Copy out all of the data below with no alterations.
--- BEGIN Information given ---
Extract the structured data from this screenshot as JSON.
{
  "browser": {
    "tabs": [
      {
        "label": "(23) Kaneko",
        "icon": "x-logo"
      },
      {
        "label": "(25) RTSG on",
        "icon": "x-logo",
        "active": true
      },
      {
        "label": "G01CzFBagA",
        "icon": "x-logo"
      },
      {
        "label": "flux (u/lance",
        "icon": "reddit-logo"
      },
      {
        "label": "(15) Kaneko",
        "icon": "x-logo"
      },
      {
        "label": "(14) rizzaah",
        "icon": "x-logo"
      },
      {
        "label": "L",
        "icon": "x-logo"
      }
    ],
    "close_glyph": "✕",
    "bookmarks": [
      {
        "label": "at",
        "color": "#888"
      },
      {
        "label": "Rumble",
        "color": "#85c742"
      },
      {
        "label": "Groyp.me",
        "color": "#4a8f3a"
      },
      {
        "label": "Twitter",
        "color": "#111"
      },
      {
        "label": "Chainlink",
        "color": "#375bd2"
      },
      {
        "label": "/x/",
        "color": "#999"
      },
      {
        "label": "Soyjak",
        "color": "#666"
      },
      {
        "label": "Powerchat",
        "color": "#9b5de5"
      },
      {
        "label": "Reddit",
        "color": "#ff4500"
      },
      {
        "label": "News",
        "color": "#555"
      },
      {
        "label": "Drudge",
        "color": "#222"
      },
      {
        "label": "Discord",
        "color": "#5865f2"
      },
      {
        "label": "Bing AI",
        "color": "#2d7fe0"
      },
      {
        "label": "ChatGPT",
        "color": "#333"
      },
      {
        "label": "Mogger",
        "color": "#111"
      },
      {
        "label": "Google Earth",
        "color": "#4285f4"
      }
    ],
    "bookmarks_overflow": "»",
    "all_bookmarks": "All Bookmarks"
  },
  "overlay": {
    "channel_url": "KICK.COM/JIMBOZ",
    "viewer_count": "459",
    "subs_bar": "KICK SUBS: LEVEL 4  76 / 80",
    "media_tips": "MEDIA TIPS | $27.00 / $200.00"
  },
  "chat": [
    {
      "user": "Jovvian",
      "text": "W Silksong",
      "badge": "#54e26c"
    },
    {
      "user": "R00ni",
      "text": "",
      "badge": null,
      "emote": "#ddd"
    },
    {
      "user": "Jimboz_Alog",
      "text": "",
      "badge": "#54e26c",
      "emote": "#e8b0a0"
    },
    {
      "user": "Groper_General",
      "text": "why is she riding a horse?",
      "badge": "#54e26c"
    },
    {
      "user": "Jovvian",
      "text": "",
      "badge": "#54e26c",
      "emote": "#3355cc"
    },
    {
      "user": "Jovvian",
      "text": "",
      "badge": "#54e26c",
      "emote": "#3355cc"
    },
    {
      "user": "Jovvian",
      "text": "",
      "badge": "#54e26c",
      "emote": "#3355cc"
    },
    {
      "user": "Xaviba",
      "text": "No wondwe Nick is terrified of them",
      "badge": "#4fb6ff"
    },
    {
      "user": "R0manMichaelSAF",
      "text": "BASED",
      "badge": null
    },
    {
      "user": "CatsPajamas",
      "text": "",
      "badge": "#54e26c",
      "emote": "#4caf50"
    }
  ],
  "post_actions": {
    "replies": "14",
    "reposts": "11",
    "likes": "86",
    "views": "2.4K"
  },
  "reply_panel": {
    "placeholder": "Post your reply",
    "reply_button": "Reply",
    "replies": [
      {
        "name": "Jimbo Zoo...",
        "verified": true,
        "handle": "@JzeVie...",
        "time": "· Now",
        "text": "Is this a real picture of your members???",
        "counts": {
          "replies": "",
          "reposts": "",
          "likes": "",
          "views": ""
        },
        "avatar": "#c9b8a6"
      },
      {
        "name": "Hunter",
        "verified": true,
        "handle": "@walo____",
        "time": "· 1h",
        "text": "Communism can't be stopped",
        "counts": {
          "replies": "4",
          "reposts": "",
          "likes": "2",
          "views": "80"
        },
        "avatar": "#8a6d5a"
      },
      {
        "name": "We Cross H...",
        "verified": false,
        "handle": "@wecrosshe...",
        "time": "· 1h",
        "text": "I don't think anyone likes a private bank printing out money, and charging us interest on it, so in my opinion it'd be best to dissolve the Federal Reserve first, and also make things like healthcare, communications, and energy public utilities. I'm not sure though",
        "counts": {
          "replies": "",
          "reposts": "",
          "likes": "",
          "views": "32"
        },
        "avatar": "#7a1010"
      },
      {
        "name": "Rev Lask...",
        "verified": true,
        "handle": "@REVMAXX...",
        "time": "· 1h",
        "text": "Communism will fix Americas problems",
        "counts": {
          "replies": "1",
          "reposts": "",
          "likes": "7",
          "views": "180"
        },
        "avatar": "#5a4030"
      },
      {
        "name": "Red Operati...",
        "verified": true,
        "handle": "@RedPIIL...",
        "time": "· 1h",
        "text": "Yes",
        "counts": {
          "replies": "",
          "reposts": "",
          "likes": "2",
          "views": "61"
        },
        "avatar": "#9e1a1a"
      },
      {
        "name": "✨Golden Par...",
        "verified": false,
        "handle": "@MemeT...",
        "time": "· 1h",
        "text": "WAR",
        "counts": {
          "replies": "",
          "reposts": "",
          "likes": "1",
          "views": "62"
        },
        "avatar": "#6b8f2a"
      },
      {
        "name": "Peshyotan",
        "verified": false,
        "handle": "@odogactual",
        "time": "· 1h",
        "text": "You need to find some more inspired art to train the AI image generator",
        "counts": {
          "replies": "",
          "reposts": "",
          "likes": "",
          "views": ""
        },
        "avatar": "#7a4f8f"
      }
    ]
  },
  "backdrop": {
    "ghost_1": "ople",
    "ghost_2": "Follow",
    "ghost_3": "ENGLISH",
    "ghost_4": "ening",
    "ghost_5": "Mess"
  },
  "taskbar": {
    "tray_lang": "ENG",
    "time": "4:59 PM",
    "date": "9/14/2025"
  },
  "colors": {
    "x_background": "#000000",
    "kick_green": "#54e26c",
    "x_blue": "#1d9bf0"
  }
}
--- END Information given ---
§ Expected answer:
Extract the structured data from this screenshot as JSON.
{
  "browser": {
    "tabs": [
      {
        "label": "(23) Kaneko",
        "icon": "x-logo"
      },
      {
        "label": "(25) RTSG on",
        "icon": "x-logo",
        "active": true
      },
      {
        "label": "G01CzFBagA",
        "icon": "x-logo"
      },
      {
        "label": "flux (u/lance",
        "icon": "reddit-logo"
      },
      {
        "label": "(15) Kaneko",
        "icon": "x-logo"
      },
      {
        "label": "(14) rizzaah",
        "icon": "x-logo"
      },
      {
        "label": "L",
        "icon": "x-logo"
      }
    ],
    "close_glyph": "✕",
    "bookmarks": [
      {
        "label": "at",
        "color": "#888"
      },
      {
        "label": "Rumble",
        "color": "#85c742"
      },
      {
        "label": "Groyp.me",
        "color": "#4a8f3a"
      },
      {
        "label": "Twitter",
        "color": "#111"
      },
      {
        "label": "Chainlink",
        "color": "#375bd2"
      },
      {
        "label": "/x/",
        "color": "#999"
      },
      {
        "label": "Soyjak",
        "color": "#666"
      },
      {
        "label": "Powerchat",
        "color": "#9b5de5"
      },
      {
        "label": "Reddit",
        "color": "#ff4500"
      },
      {
        "label": "News",
        "color": "#555"
      },
      {
        "label": "Drudge",
        "color": "#222"
      },
      {
        "label": "Discord",
        "color": "#5865f2"
      },
      {
        "label": "Bing AI",
        "color": "#2d7fe0"
      },
      {
        "label": "ChatGPT",
        "color": "#333"
      },
      {
        "label": "Mogger",
        "color": "#111"
      },
      {
        "label": "Google Earth",
        "color": "#4285f4"
      }
    ],
    "bookmarks_overflow": "»",
    "all_bookmarks": "All Bookmarks"
  },
  "overlay": {
    "channel_url": "KICK.COM/JIMBOZ",
    "viewer_count": "459",
    "subs_bar": "KICK SUBS: LEVEL 4  76 / 80",
    "media_tips": "MEDIA TIPS | $27.00 / $200.00"
  },
  "chat": [
    {
      "user": "Jovvian",
      "text": "W Silksong",
      "badge": "#54e26c"
    },
    {
      "user": "R00ni",
      "text": "",
      "badge": null,
      "emote": "#ddd"
    },
    {
      "user": "Jimboz_Alog",
      "text": "",
      "badge": "#54e26c",
      "emote": "#e8b0a0"
    },
    {
      "user": "Groper_General",
      "text": "why is she riding a horse?",
      "badge": "#54e26c"
    },
    {
      "user": "Jovvian",
      "text": "",
      "badge": "#54e26c",
      "emote": "#3355cc"
    },
    {
      "user": "Jovvian",
      "text": "",
      "badge": "#54e26c",
      "emote": "#3355cc"
    },
    {
      "user": "Jovvian",
      "text": "",
      "badge": "#54e26c",
      "emote": "#3355cc"
    },
    {
      "user": "Xaviba",
      "text": "No wondwe Nick is terrified of them",
      "badge": "#4fb6ff"
    },
    {
      "user": "R0manMichaelSAF",
      "text": "BASED",
      "badge": null
    },
    {
      "user": "CatsPajamas",
      "text": "",
      "badge": "#54e26c",
      "emote": "#4caf50"
    }
  ],
  "post_actions": {
    "replies": "14",
    "reposts": "11",
    "likes": "86",
    "views": "2.4K"
  },
  "reply_panel": {
    "placeholder": "Post your reply",
    "reply_button": "Reply",
    "replies": [
      {
        "name": "Jimbo Zoo...",
        "verified": true,
        "handle": "@JzeVie...",
        "time": "· Now",
        "text": "Is this a real picture of your members???",
        "counts": {
          "replies": "",
          "reposts": "",
          "likes": "",
          "views": ""
        },
        "avatar": "#c9b8a6"
      },
      {
        "name": "Hunter",
        "verified": true,
        "handle": "@walo____",
        "time": "· 1h",
        "text": "Communism can't be stopped",
        "counts": {
          "replies": "4",
          "reposts": "",
          "likes": "2",
          "views": "80"
        },
        "avatar": "#8a6d5a"
      },
      {
        "name": "We Cross H...",
        "verified": false,
        "handle": "@wecrosshe...",
        "time": "· 1h",
        "text": "I don't think anyone likes a private bank printing out money, and charging us interest on it, so in my opinion it'd be best to dissolve the Federal Reserve first, and also make things like healthcare, communications, and energy public utilities. I'm not sure though",
        "counts": {
          "replies": "",
          "reposts": "",
          "likes": "",
          "views": "32"
        },
        "avatar": "#7a1010"
      },
      {
        "name": "Rev Lask...",
        "verified": true,
        "handle": "@REVMAXX...",
        "time": "· 1h",
        "text": "Communism will fix Americas problems",
        "counts": {
          "replies": "1",
          "reposts": "",
          "likes": "7",
          "views": "180"
        },
        "avatar": "#5a4030"
      },
      {
        "name": "Red Operati...",
        "verified": true,
        "handle": "@RedPIIL...",
        "time": "· 1h",
        "text": "Yes",
        "counts": {
          "replies": "",
          "reposts": "",
          "likes": "2",
          "views": "61"
        },
        "avatar": "#9e1a1a"
      },
      {
        "name": "✨Golden Par...",
        "verified": false,
        "handle": "@MemeT...",
        "time": "· 1h",
        "text": "WAR",
        "counts": {
          "replies": "",
          "reposts": "",
          "likes": "1",
          "views": "62"
        },
        "avatar": "#6b8f2a"
      },
      {
        "name": "Peshyotan",
        "verified": false,
        "handle": "@odogactual",
        "time": "· 1h",
        "text": "You need to find some more inspired art to train the AI image generator",
        "counts": {
          "replies": "",
          "reposts": "",
          "likes": "",
          "views": ""
        },
        "avatar": "#7a4f8f"
      }
    ]
  },
  "backdrop": {
    "ghost_1": "ople",
    "ghost_2": "Follow",
    "ghost_3": "ENGLISH",
    "ghost_4": "ening",
    "ghost_5": "Mess"
  },
  "taskbar": {
    "tray_lang": "ENG",
    "time": "4:59 PM",
    "date": "9/14/2025"
  },
  "colors": {
    "x_background": "#000000",
    "kick_green": "#54e26c",
    "x_blue": "#1d9bf0"
  }
}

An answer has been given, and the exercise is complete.